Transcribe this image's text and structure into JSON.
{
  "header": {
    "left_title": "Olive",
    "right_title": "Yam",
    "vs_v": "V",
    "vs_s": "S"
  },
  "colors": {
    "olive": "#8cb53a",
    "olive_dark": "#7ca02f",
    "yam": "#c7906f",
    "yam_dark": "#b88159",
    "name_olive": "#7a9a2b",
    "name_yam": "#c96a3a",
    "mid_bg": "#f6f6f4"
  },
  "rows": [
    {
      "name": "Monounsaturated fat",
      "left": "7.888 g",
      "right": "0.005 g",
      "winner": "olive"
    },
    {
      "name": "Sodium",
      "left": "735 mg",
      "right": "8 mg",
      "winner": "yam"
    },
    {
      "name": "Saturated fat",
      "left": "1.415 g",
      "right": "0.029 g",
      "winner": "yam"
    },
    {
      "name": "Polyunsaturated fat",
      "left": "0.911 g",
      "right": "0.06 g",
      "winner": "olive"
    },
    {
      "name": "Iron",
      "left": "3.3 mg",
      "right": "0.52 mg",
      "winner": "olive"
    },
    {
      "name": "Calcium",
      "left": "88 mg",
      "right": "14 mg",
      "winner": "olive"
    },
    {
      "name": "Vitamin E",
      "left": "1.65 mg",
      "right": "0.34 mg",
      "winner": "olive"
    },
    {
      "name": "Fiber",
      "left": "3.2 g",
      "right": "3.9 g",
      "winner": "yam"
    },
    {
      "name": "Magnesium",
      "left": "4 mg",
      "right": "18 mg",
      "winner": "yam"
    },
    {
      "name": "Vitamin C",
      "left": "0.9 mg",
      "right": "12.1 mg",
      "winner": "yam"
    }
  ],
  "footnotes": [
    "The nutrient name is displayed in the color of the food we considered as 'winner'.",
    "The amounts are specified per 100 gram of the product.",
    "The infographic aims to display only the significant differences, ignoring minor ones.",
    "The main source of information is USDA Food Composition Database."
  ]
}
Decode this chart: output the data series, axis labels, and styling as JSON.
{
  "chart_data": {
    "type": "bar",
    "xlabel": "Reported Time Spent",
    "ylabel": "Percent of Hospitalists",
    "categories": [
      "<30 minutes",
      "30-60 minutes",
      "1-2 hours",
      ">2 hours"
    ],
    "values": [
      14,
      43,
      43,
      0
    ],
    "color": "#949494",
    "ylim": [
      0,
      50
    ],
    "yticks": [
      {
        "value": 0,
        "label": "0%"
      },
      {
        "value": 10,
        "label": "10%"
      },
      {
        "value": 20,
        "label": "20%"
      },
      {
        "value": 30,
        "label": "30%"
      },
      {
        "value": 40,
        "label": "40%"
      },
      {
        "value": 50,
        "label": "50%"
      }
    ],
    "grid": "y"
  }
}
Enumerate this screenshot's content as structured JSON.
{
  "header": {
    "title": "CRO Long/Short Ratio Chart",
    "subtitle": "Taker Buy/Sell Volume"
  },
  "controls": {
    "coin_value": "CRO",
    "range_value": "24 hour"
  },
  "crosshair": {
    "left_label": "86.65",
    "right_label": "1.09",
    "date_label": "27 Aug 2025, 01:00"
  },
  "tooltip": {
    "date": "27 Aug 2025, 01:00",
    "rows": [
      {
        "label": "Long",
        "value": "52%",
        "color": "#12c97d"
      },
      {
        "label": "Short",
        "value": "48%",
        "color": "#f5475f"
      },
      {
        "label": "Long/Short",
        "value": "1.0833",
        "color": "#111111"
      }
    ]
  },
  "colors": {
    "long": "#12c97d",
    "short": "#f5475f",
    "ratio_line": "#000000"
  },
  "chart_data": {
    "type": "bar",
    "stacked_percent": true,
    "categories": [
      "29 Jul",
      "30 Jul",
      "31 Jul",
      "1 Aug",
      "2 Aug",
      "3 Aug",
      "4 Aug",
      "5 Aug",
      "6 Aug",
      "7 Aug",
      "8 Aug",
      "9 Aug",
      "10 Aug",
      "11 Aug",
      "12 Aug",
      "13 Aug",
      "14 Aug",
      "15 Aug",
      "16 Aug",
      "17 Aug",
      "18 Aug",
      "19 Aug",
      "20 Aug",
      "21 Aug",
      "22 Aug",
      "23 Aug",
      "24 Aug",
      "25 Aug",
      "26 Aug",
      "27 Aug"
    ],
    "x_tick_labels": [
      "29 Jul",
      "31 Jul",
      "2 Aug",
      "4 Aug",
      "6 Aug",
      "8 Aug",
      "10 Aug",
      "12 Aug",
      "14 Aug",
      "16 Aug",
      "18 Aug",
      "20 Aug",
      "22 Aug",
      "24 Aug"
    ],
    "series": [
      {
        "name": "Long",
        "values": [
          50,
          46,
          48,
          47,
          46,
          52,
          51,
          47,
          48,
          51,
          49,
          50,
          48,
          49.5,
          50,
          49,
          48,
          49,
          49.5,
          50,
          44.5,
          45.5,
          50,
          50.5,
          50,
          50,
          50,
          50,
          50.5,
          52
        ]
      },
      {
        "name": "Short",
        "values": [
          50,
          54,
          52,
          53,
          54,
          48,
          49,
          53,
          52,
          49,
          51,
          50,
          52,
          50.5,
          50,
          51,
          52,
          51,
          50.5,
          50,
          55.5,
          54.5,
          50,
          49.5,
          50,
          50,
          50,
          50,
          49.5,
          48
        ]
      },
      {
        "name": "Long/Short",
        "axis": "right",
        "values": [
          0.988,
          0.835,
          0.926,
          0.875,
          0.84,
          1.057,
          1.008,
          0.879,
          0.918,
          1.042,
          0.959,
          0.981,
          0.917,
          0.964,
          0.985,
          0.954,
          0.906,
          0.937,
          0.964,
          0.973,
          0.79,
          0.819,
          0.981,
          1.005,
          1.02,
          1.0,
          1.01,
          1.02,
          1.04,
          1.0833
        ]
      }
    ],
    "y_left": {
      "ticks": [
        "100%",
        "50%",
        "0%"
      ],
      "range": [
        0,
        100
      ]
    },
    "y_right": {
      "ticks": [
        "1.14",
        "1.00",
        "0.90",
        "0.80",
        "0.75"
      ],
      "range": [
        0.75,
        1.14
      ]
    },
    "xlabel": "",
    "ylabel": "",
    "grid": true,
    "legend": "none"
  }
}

▬▬▬▬▬▬▬▬▬▬

What is required
Without leaving anything out, give the entries again exactly.

Solution for this task
Transcribe this image's text and structure into JSON.
{
  "header": {
    "left_title": "Olive",
    "right_title": "Yam",
    "vs_v": "V",
    "vs_s": "S"
  },
  "colors": {
    "olive": "#8cb53a",
    "olive_dark": "#7ca02f",
    "yam": "#c7906f",
    "yam_dark": "#b88159",
    "name_olive": "#7a9a2b",
    "name_yam": "#c96a3a",
    "mid_bg": "#f6f6f4"
  },
  "rows": [
    {
      "name": "Monounsaturated fat",
      "left": "7.888 g",
      "right": "0.005 g",
      "winner": "olive"
    },
    {
      "name": "Sodium",
      "left": "735 mg",
      "right": "8 mg",
      "winner": "yam"
    },
    {
      "name": "Saturated fat",
      "left": "1.415 g",
      "right": "0.029 g",
      "winner": "yam"
    },
    {
      "name": "Polyunsaturated fat",
      "left": "0.911 g",
      "right": "0.06 g",
      "winner": "olive"
    },
    {
      "name": "Iron",
      "left": "3.3 mg",
      "right": "0.52 mg",
      "winner": "olive"
    },
    {
      "name": "Calcium",
      "left": "88 mg",
      "right": "14 mg",
      "winner": "olive"
    },
    {
      "name": "Vitamin E",
      "left": "1.65 mg",
      "right": "0.34 mg",
      "winner": "olive"
    },
    {
      "name": "Fiber",
      "left": "3.2 g",
      "right": "3.9 g",
      "winner": "yam"
    },
    {
      "name": "Magnesium",
      "left": "4 mg",
      "right": "18 mg",
      "winner": "yam"
    },
    {
      "name": "Vitamin C",
      "left": "0.9 mg",
      "right": "12.1 mg",
      "winner": "yam"
    }
  ],
  "footnotes": [
    "The nutrient name is displayed in the color of the food we considered as 'winner'.",
    "The amounts are specified per 100 gram of the product.",
    "The infographic aims to display only the significant differences, ignoring minor ones.",
    "The main source of information is USDA Food Composition Database."
  ]
}
Decode this chart: output the data series, axis labels, and styling as JSON.
{
  "chart_data": {
    "type": "bar",
    "xlabel": "Reported Time Spent",
    "ylabel": "Percent of Hospitalists",
    "categories": [
      "<30 minutes",
      "30-60 minutes",
      "1-2 hours",
      ">2 hours"
    ],
    "values": [
      14,
      43,
      43,
      0
    ],
    "color": "#949494",
    "ylim": [
      0,
      50
    ],
    "yticks": [
      {
        "value": 0,
        "label": "0%"
      },
      {
        "value": 10,
        "label": "10%"
      },
      {
        "value": 20,
        "label": "20%"
      },
      {
        "value": 30,
        "label": "30%"
      },
      {
        "value": 40,
        "label": "40%"
      },
      {
        "value": 50,
        "label": "50%"
      }
    ],
    "grid": "y"
  }
}
Enumerate this screenshot's content as structured JSON.
{
  "header": {
    "title": "CRO Long/Short Ratio Chart",
    "subtitle": "Taker Buy/Sell Volume"
  },
  "controls": {
    "coin_value": "CRO",
    "range_value": "24 hour"
  },
  "crosshair": {
    "left_label": "86.65",
    "right_label": "1.09",
    "date_label": "27 Aug 2025, 01:00"
  },
  "tooltip": {
    "date": "27 Aug 2025, 01:00",
    "rows": [
      {
        "label": "Long",
        "value": "52%",
        "color": "#12c97d"
      },
      {
        "label": "Short",
        "value": "48%",
        "color": "#f5475f"
      },
      {
        "label": "Long/Short",
        "value": "1.0833",
        "color": "#111111"
      }
    ]
  },
  "colors": {
    "long": "#12c97d",
    "short": "#f5475f",
    "ratio_line": "#000000"
  },
  "chart_data": {
    "type": "bar",
    "stacked_percent": true,
    "categories": [
      "29 Jul",
      "30 Jul",
      "31 Jul",
      "1 Aug",
      "2 Aug",
      "3 Aug",
      "4 Aug",
      "5 Aug",
      "6 Aug",
      "7 Aug",
      "8 Aug",
      "9 Aug",
      "10 Aug",
      "11 Aug",
      "12 Aug",
      "13 Aug",
      "14 Aug",
      "15 Aug",
      "16 Aug",
      "17 Aug",
      "18 Aug",
      "19 Aug",
      "20 Aug",
      "21 Aug",
      "22 Aug",
      "23 Aug",
      "24 Aug",
      "25 Aug",
      "26 Aug",
      "27 Aug"
    ],
    "x_tick_labels": [
      "29 Jul",
      "31 Jul",
      "2 Aug",
      "4 Aug",
      "6 Aug",
      "8 Aug",
      "10 Aug",
      "12 Aug",
      "14 Aug",
      "16 Aug",
      "18 Aug",
      "20 Aug",
      "22 Aug",
      "24 Aug"
    ],
    "series": [
      {
        "name": "Long",
        "values": [
          50,
          46,
          48,
          47,
          46,
          52,
          51,
          47,
          48,
          51,
          49,
          50,
          48,
          49.5,
          50,
          49,
          48,
          49,
          49.5,
          50,
          44.5,
          45.5,
          50,
          50.5,
          50,
          50,
          50,
          50,
          50.5,
          52
        ]
      },
      {
        "name": "Short",
        "values": [
          50,
          54,
          52,
          53,
          54,
          48,
          49,
          53,
          52,
          49,
          51,
          50,
          52,
          50.5,
          50,
          51,
          52,
          51,
          50.5,
          50,
          55.5,
          54.5,
          50,
          49.5,
          50,
          50,
          50,
          50,
          49.5,
          48
        ]
      },
      {
        "name": "Long/Short",
        "axis": "right",
        "values": [
          0.988,
          0.835,
          0.926,
          0.875,
          0.84,
          1.057,
          1.008,
          0.879,
          0.918,
          1.042,
          0.959,
          0.981,
          0.917,
          0.964,
          0.985,
          0.954,
          0.906,
          0.937,
          0.964,
          0.973,
          0.79,
          0.819,
          0.981,
          1.005,
          1.02,
          1.0,
          1.01,
          1.02,
          1.04,
          1.0833
        ]
      }
    ],
    "y_left": {
      "ticks": [
        "100%",
        "50%",
        "0%"
      ],
      "range": [
        0,
        100
      ]
    },
    "y_right": {
      "ticks": [
        "1.14",
        "1.00",
        "0.90",
        "0.80",
        "0.75"
      ],
      "range": [
        0.75,
        1.14
      ]
    },
    "xlabel": "",
    "ylabel": "",
    "grid": true,
    "legend": "none"
  }
}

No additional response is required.